What follows is a set of records; restate each one word for word and drop the pictures.
>>>
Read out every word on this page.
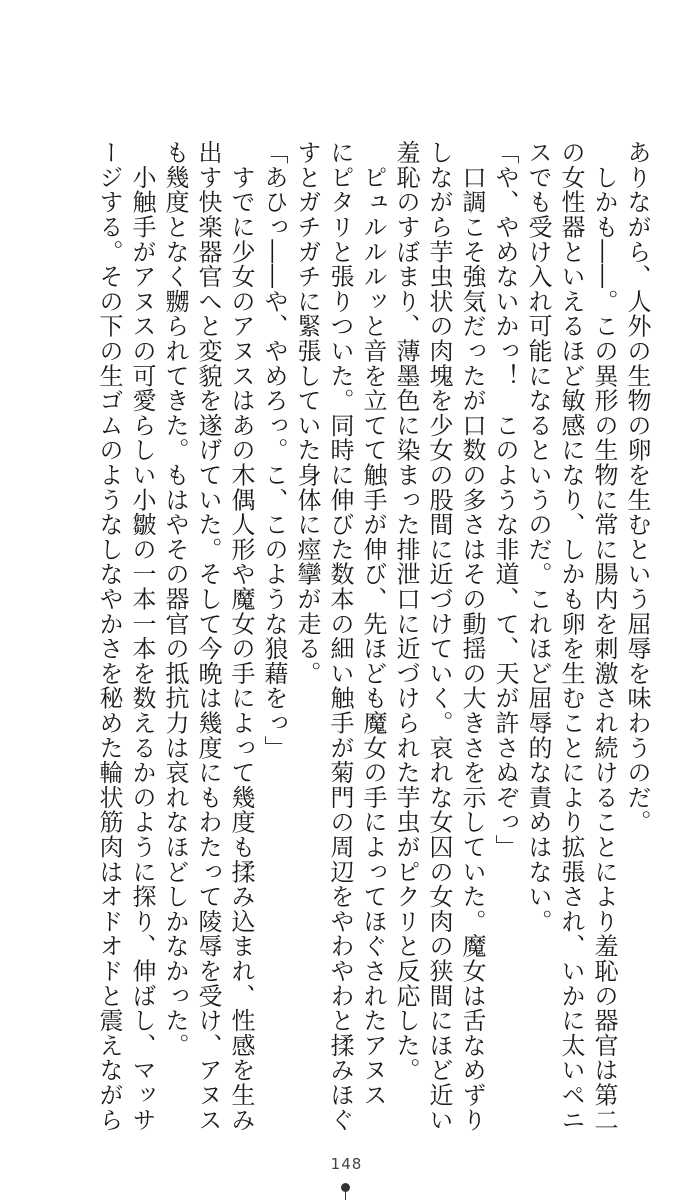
ありながら、人外の生物の卵を生むという屈辱を味わうのだ。
　しかも――。この異形の生物に常に腸内を刺激され続けることにより羞恥の器官は第二
の女性器といえるほど敏感になり、しかも卵を生むことにより拡張され、いかに太いペニ
スでも受け入れ可能になるというのだ。これほど屈辱的な責めはない。
「や、やめないかっ！　このような非道、て、天が許さぬぞっ」
　口調こそ強気だったが口数の多さはその動揺の大きさを示していた。魔女は舌なめずり
しながら芋虫状の肉塊を少女の股間に近づけていく。哀れな女囚の女肉の狭間にほど近い
羞恥のすぼまり、薄墨色に染まった排泄口に近づけられた芋虫がピクリと反応した。
　ピュルルルッと音を立てて触手が伸び、先ほども魔女の手によってほぐされたアヌス
にピタリと張りついた。同時に伸びた数本の細い触手が菊門の周辺をやわやわと揉みほぐ
すとガチガチに緊張していた身体に痙攣が走る。
「あひっ――や、やめろっ。こ、このような狼藉をっ」
　すでに少女のアヌスはあの木偶人形や魔女の手によって幾度も揉み込まれ、性感を生み
出す快楽器官へと変貌を遂げていた。そして今晩は幾度にもわたって陵辱を受け、アヌス
も幾度となく嬲られてきた。もはやその器官の抵抗力は哀れなほどしかなかった。
　小触手がアヌスの可愛らしい小皺の一本一本を数えるかのように探り、伸ばし、マッサ
ージする。その下の生ゴムのようなしなやかさを秘めた輪状筋肉はオドオドと震えながら
148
<<<
:: Full response ::
Read out every word on this page.
ありながら、人外の生物の卵を生むという屈辱を味わうのだ。
　しかも――。この異形の生物に常に腸内を刺激され続けることにより羞恥の器官は第二
の女性器といえるほど敏感になり、しかも卵を生むことにより拡張され、いかに太いペニ
スでも受け入れ可能になるというのだ。これほど屈辱的な責めはない。
「や、やめないかっ！　このような非道、て、天が許さぬぞっ」
　口調こそ強気だったが口数の多さはその動揺の大きさを示していた。魔女は舌なめずり
しながら芋虫状の肉塊を少女の股間に近づけていく。哀れな女囚の女肉の狭間にほど近い
羞恥のすぼまり、薄墨色に染まった排泄口に近づけられた芋虫がピクリと反応した。
　ピュルルルッと音を立てて触手が伸び、先ほども魔女の手によってほぐされたアヌス
にピタリと張りついた。同時に伸びた数本の細い触手が菊門の周辺をやわやわと揉みほぐ
すとガチガチに緊張していた身体に痙攣が走る。
「あひっ――や、やめろっ。こ、このような狼藉をっ」
　すでに少女のアヌスはあの木偶人形や魔女の手によって幾度も揉み込まれ、性感を生み
出す快楽器官へと変貌を遂げていた。そして今晩は幾度にもわたって陵辱を受け、アヌス
も幾度となく嬲られてきた。もはやその器官の抵抗力は哀れなほどしかなかった。
　小触手がアヌスの可愛らしい小皺の一本一本を数えるかのように探り、伸ばし、マッサ
ージする。その下の生ゴムのようなしなやかさを秘めた輪状筋肉はオドオドと震えながら
148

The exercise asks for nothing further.